Using the listing below, report all lines holding the word "circle".

# Start of Records to use

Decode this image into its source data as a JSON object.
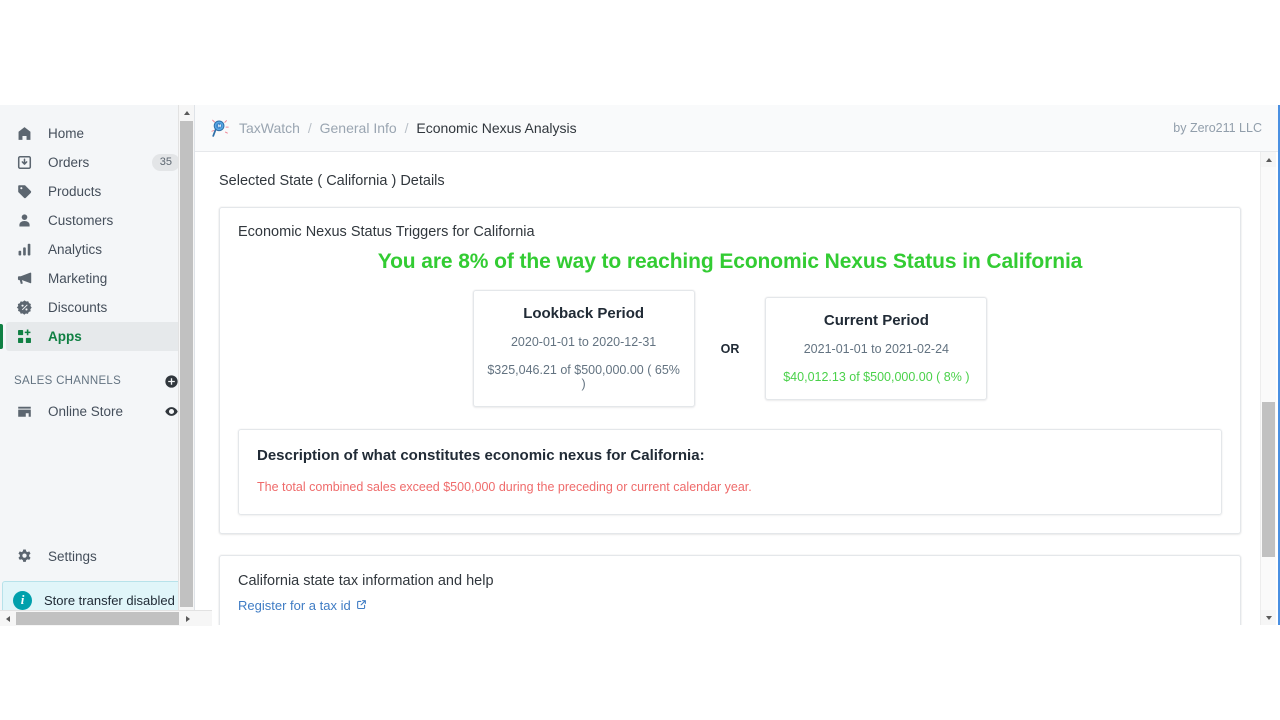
{
  "sidebar": {
    "nav": [
      {
        "label": "Home",
        "icon": "home-icon",
        "badge": ""
      },
      {
        "label": "Orders",
        "icon": "orders-inbox-icon",
        "badge": "35"
      },
      {
        "label": "Products",
        "icon": "tag-icon",
        "badge": ""
      },
      {
        "label": "Customers",
        "icon": "person-icon",
        "badge": ""
      },
      {
        "label": "Analytics",
        "icon": "bar-chart-icon",
        "badge": ""
      },
      {
        "label": "Marketing",
        "icon": "megaphone-icon",
        "badge": ""
      },
      {
        "label": "Discounts",
        "icon": "discount-badge-icon",
        "badge": ""
      },
      {
        "label": "Apps",
        "icon": "apps-grid-plus-icon",
        "badge": ""
      }
    ],
    "active_item": "Apps",
    "sales_channels": {
      "title": "SALES CHANNELS",
      "add_icon": "plus-circle-icon",
      "items": [
        {
          "label": "Online Store",
          "icon": "storefront-icon",
          "action_icon": "eye-icon"
        }
      ]
    },
    "settings": {
      "label": "Settings",
      "icon": "gear-icon"
    },
    "store_transfer": {
      "label": "Store transfer disabled",
      "icon": "info-circle-icon"
    }
  },
  "topbar": {
    "logo_icon": "magnifier-app-logo-icon",
    "breadcrumb": {
      "app": "TaxWatch",
      "section": "General Info",
      "page": "Economic Nexus Analysis",
      "separator": "/"
    },
    "attribution": "by Zero211 LLC"
  },
  "main": {
    "page_title": "Selected State ( California ) Details",
    "trigger_card": {
      "title": "Economic Nexus Status Triggers for California",
      "headline": "You are 8% of the way to reaching Economic Nexus Status in California",
      "headline_color": "#33cc33",
      "separator_label": "OR",
      "periods": [
        {
          "title": "Lookback Period",
          "dates": "2020-01-01 to 2020-12-31",
          "amount": "$325,046.21 of $500,000.00 ( 65% )",
          "highlight": false
        },
        {
          "title": "Current Period",
          "dates": "2021-01-01 to 2021-02-24",
          "amount": "$40,012.13 of $500,000.00 ( 8% )",
          "highlight": true
        }
      ],
      "description": {
        "title": "Description of what constitutes economic nexus for California:",
        "text": "The total combined sales exceed $500,000 during the preceding or current calendar year.",
        "text_color": "#ef6b6b"
      }
    },
    "tax_info_card": {
      "title": "California state tax information and help",
      "link_label": "Register for a tax id",
      "link_icon": "external-link-icon"
    }
  },
  "scrollbars": {
    "sidebar_vertical": {
      "up_icon": "caret-up-icon",
      "down_icon": "caret-down-icon"
    },
    "main_vertical": {
      "up_icon": "caret-up-icon",
      "down_icon": "caret-down-icon"
    },
    "horizontal": {
      "left_icon": "caret-left-icon",
      "right_icon": "caret-right-icon"
    }
  }
}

# End of Records to use

### Problem solution:
      "add_icon": "plus-circle-icon",
      "icon": "info-circle-icon"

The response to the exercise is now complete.